◆ **Work instructions**: Pick every line from the data that holds the word "voltage".

Begin Material

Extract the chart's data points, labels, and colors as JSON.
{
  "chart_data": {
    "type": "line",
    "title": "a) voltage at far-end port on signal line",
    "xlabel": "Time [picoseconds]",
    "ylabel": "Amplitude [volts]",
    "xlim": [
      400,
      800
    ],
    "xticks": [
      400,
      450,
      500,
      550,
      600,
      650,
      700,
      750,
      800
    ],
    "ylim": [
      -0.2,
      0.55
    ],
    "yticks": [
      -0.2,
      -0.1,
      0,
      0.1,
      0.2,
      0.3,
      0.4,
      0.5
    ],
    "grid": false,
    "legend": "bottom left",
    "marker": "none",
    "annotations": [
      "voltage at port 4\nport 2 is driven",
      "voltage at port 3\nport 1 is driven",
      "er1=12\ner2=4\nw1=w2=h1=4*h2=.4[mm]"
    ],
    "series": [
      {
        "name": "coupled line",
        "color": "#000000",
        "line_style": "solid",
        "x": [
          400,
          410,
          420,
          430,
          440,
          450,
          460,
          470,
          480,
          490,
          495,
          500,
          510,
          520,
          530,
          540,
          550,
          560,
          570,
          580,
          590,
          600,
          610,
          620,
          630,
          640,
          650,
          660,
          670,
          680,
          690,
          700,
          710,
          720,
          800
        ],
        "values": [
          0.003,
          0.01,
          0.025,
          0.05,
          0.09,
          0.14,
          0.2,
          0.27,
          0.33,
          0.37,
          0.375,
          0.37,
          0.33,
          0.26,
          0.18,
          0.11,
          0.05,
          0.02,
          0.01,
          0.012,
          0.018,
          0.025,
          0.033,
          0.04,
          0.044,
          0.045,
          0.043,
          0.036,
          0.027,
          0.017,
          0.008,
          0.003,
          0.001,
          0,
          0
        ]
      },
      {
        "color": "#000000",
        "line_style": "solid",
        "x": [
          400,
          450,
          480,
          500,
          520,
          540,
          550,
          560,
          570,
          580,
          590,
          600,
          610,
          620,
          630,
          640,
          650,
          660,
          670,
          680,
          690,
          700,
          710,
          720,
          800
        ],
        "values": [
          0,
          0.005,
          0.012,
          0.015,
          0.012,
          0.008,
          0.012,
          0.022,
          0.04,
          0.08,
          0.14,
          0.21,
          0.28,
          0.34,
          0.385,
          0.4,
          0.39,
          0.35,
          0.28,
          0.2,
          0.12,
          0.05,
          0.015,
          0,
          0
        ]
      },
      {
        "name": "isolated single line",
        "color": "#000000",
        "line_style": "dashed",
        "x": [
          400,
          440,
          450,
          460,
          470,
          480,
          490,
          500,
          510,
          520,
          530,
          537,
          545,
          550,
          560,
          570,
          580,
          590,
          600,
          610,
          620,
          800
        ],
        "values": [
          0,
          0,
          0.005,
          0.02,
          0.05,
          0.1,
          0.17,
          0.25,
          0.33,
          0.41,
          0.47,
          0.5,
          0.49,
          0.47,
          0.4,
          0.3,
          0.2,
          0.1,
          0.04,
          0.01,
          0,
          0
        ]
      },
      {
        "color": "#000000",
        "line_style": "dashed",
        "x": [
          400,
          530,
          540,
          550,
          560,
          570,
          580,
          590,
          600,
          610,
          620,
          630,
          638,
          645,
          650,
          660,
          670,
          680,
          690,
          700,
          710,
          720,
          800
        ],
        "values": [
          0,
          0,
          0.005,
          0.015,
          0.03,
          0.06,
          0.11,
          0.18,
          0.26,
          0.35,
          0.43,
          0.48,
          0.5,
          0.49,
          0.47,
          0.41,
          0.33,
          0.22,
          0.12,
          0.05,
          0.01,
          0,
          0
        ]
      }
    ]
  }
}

End Material

◆ **Exercise output**:
    "title": "a) voltage at far-end port on signal line",
      "voltage at port 4\nport 2 is driven",
      "voltage at port 3\nport 1 is driven",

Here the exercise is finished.